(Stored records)

·····

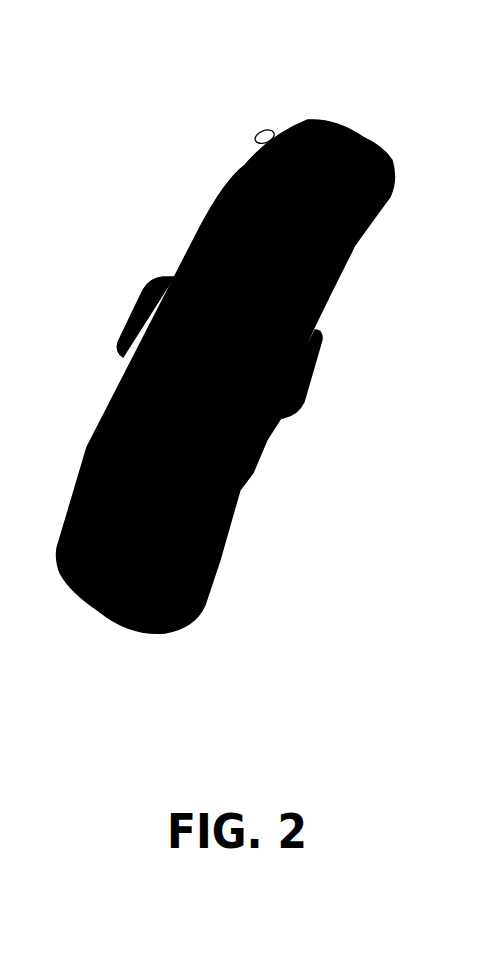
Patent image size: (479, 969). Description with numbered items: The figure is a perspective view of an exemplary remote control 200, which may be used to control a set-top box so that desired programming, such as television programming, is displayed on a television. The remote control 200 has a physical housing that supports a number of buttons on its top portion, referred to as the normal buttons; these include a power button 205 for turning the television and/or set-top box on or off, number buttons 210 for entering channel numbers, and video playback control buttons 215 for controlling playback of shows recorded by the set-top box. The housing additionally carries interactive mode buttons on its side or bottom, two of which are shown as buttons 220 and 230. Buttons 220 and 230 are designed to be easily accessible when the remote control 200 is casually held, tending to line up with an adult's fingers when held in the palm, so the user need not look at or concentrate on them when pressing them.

The remote control 200 is at (180, 82).
The power button 205 is at (383, 151).
The number buttons 210 is at (227, 147).
The video playback control buttons 215 is at (243, 424).
The button 220 is at (120, 342).
The button 230 is at (306, 374).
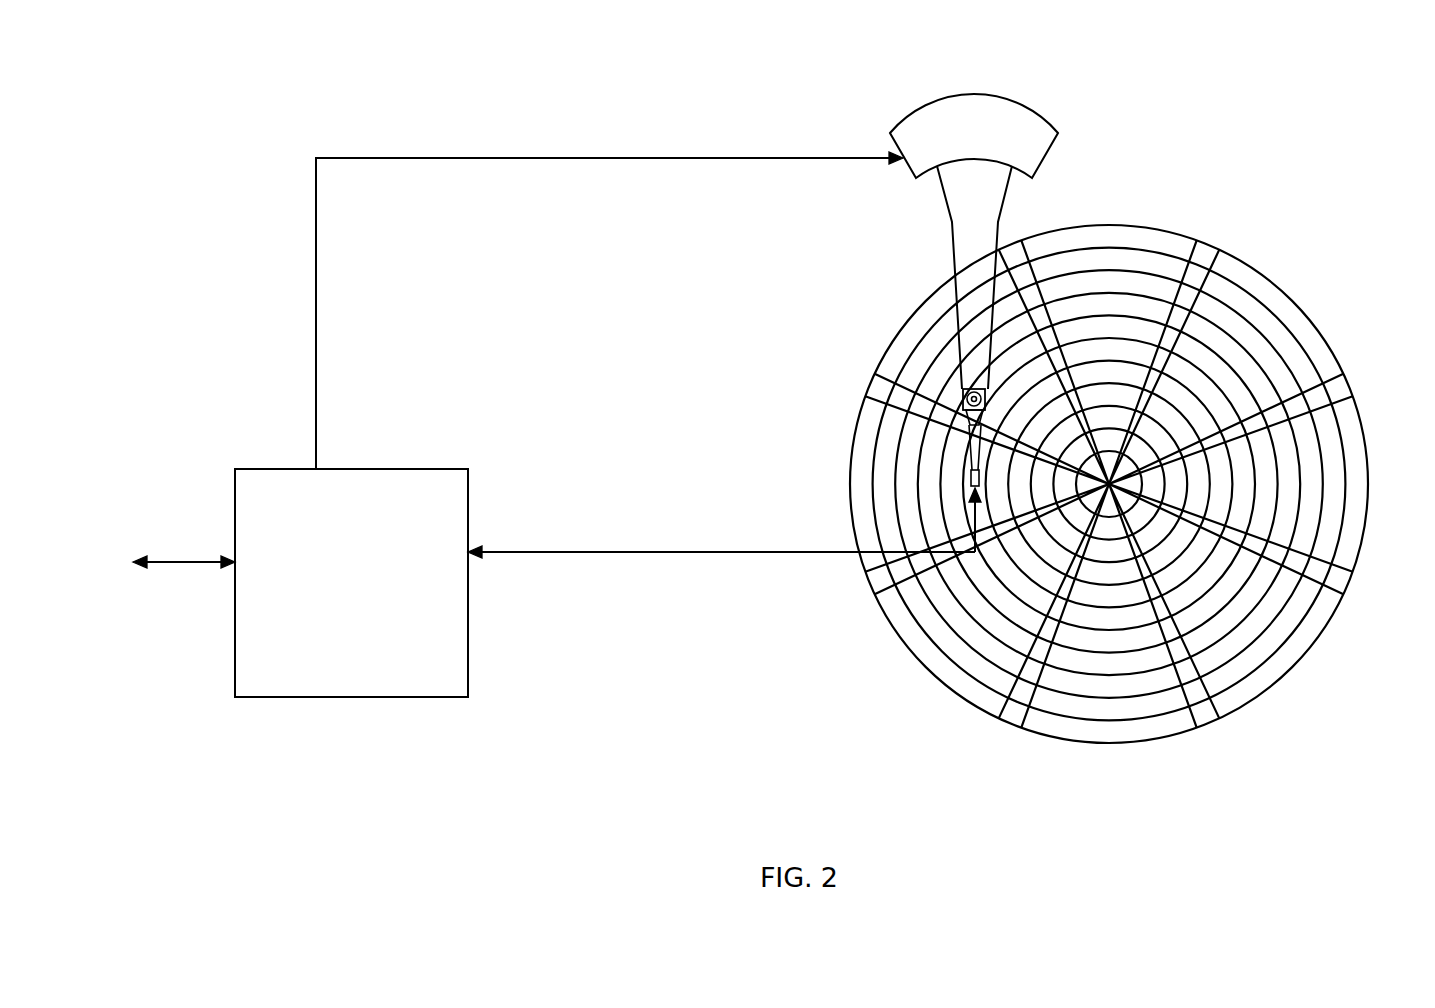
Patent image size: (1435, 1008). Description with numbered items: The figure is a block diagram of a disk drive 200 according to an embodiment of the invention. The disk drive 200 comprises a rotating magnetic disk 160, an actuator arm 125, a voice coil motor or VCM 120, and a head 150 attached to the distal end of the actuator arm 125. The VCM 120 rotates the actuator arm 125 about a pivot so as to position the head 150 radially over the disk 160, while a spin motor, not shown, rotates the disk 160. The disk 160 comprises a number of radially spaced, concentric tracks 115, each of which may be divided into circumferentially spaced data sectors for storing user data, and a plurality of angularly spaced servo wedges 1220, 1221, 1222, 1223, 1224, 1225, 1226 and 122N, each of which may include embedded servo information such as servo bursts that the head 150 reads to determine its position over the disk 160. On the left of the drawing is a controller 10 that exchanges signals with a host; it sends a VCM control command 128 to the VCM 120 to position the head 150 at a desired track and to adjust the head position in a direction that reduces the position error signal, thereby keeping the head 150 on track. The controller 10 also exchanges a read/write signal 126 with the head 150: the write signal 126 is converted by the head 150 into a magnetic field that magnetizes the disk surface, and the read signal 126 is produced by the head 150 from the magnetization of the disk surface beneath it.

The disk drive 200 is at (1363, 87).
The controller 10 is at (416, 469).
The command 128 is at (316, 289).
The write signal 126 is at (684, 554).
The voice coil motor (VCM) 120 is at (908, 176).
The actuator arm 125 is at (960, 260).
The head 150 is at (960, 494).
The rotating magnetic disk 160 is at (1294, 281).
The tracks 115 is at (1107, 262).
The servo wedge 122N is at (1012, 252).
The servo wedge 1220 is at (1210, 252).
The servo wedge 1221 is at (1338, 390).
The servo wedge 1222 is at (1343, 587).
The servo wedge 1223 is at (1201, 722).
The servo wedge 1224 is at (1008, 722).
The servo wedge 1225 is at (873, 585).
The servo wedge 1226 is at (878, 376).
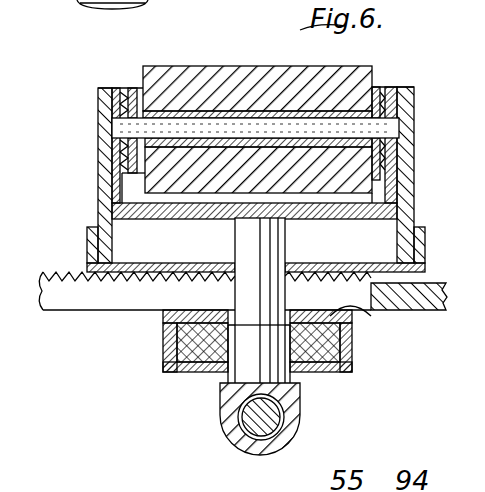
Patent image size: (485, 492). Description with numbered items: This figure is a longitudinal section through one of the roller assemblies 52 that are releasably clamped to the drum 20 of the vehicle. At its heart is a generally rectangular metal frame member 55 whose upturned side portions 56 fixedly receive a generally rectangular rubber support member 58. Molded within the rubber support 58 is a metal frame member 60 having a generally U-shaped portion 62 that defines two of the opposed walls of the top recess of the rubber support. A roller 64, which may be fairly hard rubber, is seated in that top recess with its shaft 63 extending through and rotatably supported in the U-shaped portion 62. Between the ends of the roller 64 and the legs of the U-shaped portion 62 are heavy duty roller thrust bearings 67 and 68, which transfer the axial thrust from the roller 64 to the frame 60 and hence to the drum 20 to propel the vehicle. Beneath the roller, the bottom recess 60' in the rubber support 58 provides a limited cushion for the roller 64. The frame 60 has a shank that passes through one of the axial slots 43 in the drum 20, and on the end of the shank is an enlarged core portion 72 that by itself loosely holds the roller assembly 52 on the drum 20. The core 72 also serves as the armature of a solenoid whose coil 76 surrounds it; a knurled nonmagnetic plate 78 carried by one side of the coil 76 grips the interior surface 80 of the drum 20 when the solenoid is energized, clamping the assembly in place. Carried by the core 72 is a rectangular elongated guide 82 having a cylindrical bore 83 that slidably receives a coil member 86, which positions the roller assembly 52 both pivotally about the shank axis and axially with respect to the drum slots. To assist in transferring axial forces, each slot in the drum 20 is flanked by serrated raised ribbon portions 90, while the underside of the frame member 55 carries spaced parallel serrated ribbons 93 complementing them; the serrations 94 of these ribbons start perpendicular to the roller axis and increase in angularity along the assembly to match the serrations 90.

The drum 20 is at (72, 311).
The slot 43 is at (104, 311).
The roller assembly 52 is at (80, 153).
The metal frame member 55 is at (148, 262).
The upturned side portion 56 is at (86, 246).
The rubber support member 58 is at (100, 118).
The metal frame member 60 is at (281, 300).
The bottom recess 60' is at (222, 163).
The U-shaped portion 62 is at (402, 136).
The shaft 63 is at (176, 132).
The roller 64 is at (245, 78).
The roller thrust bearing 67 is at (133, 88).
The roller thrust bearing 68 is at (382, 87).
The core portion 72 is at (245, 352).
The coil 76 is at (373, 362).
The knurled nonmagnetic plate 78 is at (360, 311).
The interior surface 80 is at (146, 311).
The guide 82 is at (290, 397).
The cylindrical bore 83 is at (221, 418).
The coil member 86 is at (262, 418).
The serrated raised ribbon portion 90 is at (78, 274).
The serrated ribbon 93 is at (272, 478).
The serration 94 is at (222, 282).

·····

Repeat the material word for word from its first line through the line that contains "The number buttons 210 is at (227, 147).", including that line. Leave the pictures out.

**EXERCISE SOLUTION**:
Patent image size: (479, 969). Description with numbered items: The figure is a perspective view of an exemplary remote control 200, which may be used to control a set-top box so that desired programming, such as television programming, is displayed on a television. The remote control 200 has a physical housing that supports a number of buttons on its top portion, referred to as the normal buttons; these include a power button 205 for turning the television and/or set-top box on or off, number buttons 210 for entering channel numbers, and video playback control buttons 215 for controlling playback of shows recorded by the set-top box. The housing additionally carries interactive mode buttons on its side or bottom, two of which are shown as buttons 220 and 230. Buttons 220 and 230 are designed to be easily accessible when the remote control 200 is casually held, tending to line up with an adult's fingers when held in the palm, so the user need not look at or concentrate on them when pressing them.

The remote control 200 is at (180, 82).
The power button 205 is at (383, 151).
The number buttons 210 is at (227, 147).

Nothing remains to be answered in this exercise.